• [SET TASKS]
• A. From the thread on water beading, reproduce the passage starting with "In your question, you" and going on through "elliptical cross section.".
• B. According to the thread on water beading, what keeps a water droplet in its spherical shape before it meets any other material surface? Respond in one to three sentences.

• [PASSAGE SHOWN]
^^^^^^^^^^^^^^^^
What would be the general equation of the 3D shape water forms when it "beads up" on a hydrophobic surface such as wax paper?

  • $\begingroup$ How is this connected with Machs Principle en.wikipedia.org/wiki/Mach's_principle I wonder did you click on the wrong tag? Did you mean mathematical physics maybe? $\endgroup$ – user108787 Nov 29 '16 at 12:22

Initially, before the water droplet meets any other material surface, it's (ideal) initial spherical shape sphere contains and maintains an isotropic pressure distribution. Surface tension, due to cohesive forces, tends keeps the water molecules bound in the spherical shape. 

In your question, you then introduce a hydrophobic surface, in this case wax paper, which will obviously minimise the conversion of cohesion to adhesion, but also obviously will distort the ideal spherical shape towards one with an elliptical cross section.
^^^^^^^^^^^^^^^^
(Entries from a dataset)

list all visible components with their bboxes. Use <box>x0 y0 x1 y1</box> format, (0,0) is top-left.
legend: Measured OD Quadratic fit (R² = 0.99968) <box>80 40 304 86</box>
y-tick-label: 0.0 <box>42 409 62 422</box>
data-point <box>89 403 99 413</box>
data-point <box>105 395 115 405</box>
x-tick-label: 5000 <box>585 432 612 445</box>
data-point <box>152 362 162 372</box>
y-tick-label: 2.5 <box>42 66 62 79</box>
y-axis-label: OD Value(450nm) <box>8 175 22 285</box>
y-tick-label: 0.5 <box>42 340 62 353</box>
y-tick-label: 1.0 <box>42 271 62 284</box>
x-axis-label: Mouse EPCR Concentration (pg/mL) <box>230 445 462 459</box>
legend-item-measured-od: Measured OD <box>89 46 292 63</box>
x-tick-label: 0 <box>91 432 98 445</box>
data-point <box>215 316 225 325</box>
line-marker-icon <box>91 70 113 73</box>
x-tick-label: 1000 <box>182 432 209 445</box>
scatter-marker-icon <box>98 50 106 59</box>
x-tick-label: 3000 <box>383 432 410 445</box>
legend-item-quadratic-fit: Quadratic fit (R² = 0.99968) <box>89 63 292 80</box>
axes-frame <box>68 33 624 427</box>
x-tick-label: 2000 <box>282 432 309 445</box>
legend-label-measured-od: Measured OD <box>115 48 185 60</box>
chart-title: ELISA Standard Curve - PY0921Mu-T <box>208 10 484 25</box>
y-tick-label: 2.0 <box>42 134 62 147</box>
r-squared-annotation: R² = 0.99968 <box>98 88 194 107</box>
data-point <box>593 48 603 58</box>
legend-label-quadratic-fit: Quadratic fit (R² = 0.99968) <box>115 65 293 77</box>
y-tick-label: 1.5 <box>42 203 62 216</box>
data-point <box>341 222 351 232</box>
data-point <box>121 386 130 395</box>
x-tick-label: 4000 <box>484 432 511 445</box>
^^^^^^^^^^^^^^^^
• [THE SOLUTIONS]
• A.
In your question, you then introduce a hydrophobic surface, in this case wax paper, which will obviously minimise the conversion of cohesion to adhesion, but also obviously will distort the ideal spherical shape towards one with an elliptical cross section.

• B. Surface tension, which arises from cohesive forces, keeps the water molecules bound together in a spherical shape. In that ideal spherical state, the droplet contains and maintains an isotropic pressure distribution.